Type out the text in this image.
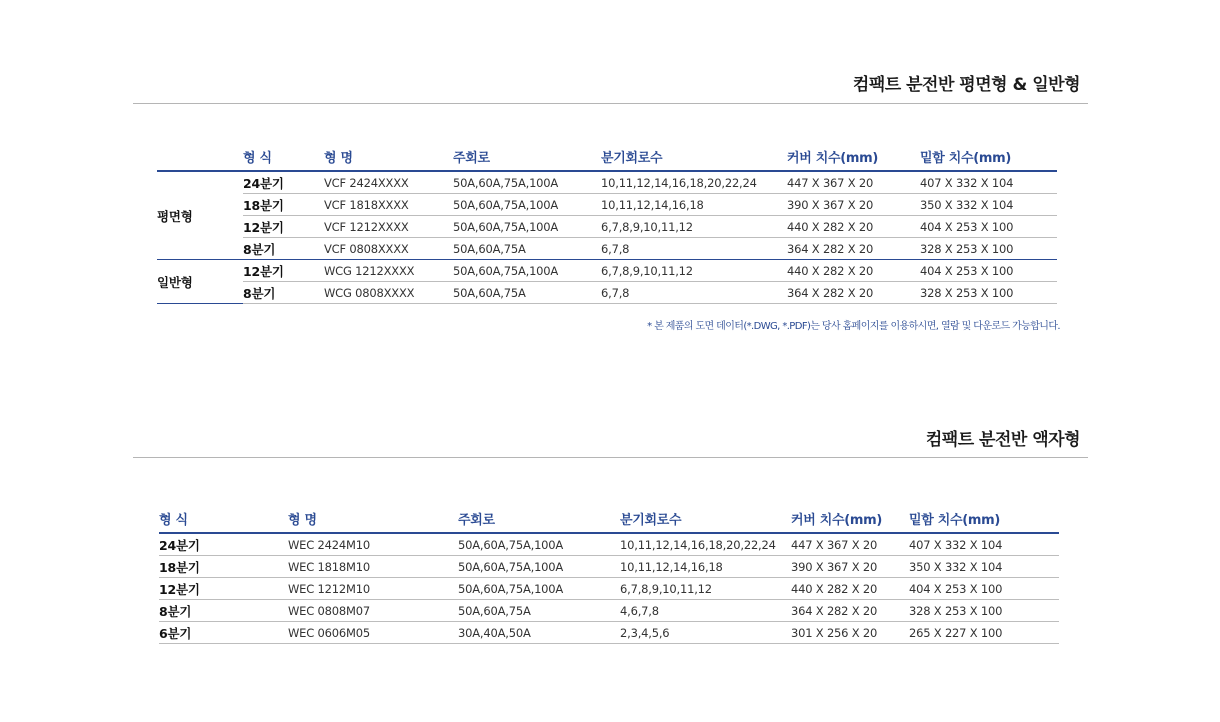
컴팩트 분전반 평면형 & 일반형
	형 식	형 명	주회로	분기회로수	커버 치수(mm)	밑함 치수(mm)
평면형	24분기	VCF 2424XXXX	50A,60A,75A,100A	10,11,12,14,16,18,20,22,24	447 X 367 X 20	407 X 332 X 104
	18분기	VCF 1818XXXX	50A,60A,75A,100A	10,11,12,14,16,18	390 X 367 X 20	350 X 332 X 104
	12분기	VCF 1212XXXX	50A,60A,75A,100A	6,7,8,9,10,11,12	440 X 282 X 20	404 X 253 X 100
	8분기	VCF 0808XXXX	50A,60A,75A	6,7,8	364 X 282 X 20	328 X 253 X 100
일반형	12분기	WCG 1212XXXX	50A,60A,75A,100A	6,7,8,9,10,11,12	440 X 282 X 20	404 X 253 X 100
	8분기	WCG 0808XXXX	50A,60A,75A	6,7,8	364 X 282 X 20	328 X 253 X 100
* 본 제품의 도면 데이터(*.DWG, *.PDF)는 당사 홈페이지를 이용하시면, 열람 및 다운로드 가능합니다.
컴팩트 분전반 액자형
형 식	형 명	주회로	분기회로수	커버 치수(mm)	밑함 치수(mm)
24분기	WEC 2424M10	50A,60A,75A,100A	10,11,12,14,16,18,20,22,24	447 X 367 X 20	407 X 332 X 104
18분기	WEC 1818M10	50A,60A,75A,100A	10,11,12,14,16,18	390 X 367 X 20	350 X 332 X 104
12분기	WEC 1212M10	50A,60A,75A,100A	6,7,8,9,10,11,12	440 X 282 X 20	404 X 253 X 100
8분기	WEC 0808M07	50A,60A,75A	4,6,7,8	364 X 282 X 20	328 X 253 X 100
6분기	WEC 0606M05	30A,40A,50A	2,3,4,5,6	301 X 256 X 20	265 X 227 X 100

> **TO BE DONE**
Your task is to repeat the data above exactly while excluding the pictures.

> **RESPONSE FOR THIS EXERCISE**
Type out the text in this image.
컴팩트 분전반 평면형 & 일반형
	형 식	형 명	주회로	분기회로수	커버 치수(mm)	밑함 치수(mm)
평면형	24분기	VCF 2424XXXX	50A,60A,75A,100A	10,11,12,14,16,18,20,22,24	447 X 367 X 20	407 X 332 X 104
	18분기	VCF 1818XXXX	50A,60A,75A,100A	10,11,12,14,16,18	390 X 367 X 20	350 X 332 X 104
	12분기	VCF 1212XXXX	50A,60A,75A,100A	6,7,8,9,10,11,12	440 X 282 X 20	404 X 253 X 100
	8분기	VCF 0808XXXX	50A,60A,75A	6,7,8	364 X 282 X 20	328 X 253 X 100
일반형	12분기	WCG 1212XXXX	50A,60A,75A,100A	6,7,8,9,10,11,12	440 X 282 X 20	404 X 253 X 100
	8분기	WCG 0808XXXX	50A,60A,75A	6,7,8	364 X 282 X 20	328 X 253 X 100
* 본 제품의 도면 데이터(*.DWG, *.PDF)는 당사 홈페이지를 이용하시면, 열람 및 다운로드 가능합니다.
컴팩트 분전반 액자형
형 식	형 명	주회로	분기회로수	커버 치수(mm)	밑함 치수(mm)
24분기	WEC 2424M10	50A,60A,75A,100A	10,11,12,14,16,18,20,22,24	447 X 367 X 20	407 X 332 X 104
18분기	WEC 1818M10	50A,60A,75A,100A	10,11,12,14,16,18	390 X 367 X 20	350 X 332 X 104
12분기	WEC 1212M10	50A,60A,75A,100A	6,7,8,9,10,11,12	440 X 282 X 20	404 X 253 X 100
8분기	WEC 0808M07	50A,60A,75A	4,6,7,8	364 X 282 X 20	328 X 253 X 100
6분기	WEC 0606M05	30A,40A,50A	2,3,4,5,6	301 X 256 X 20	265 X 227 X 100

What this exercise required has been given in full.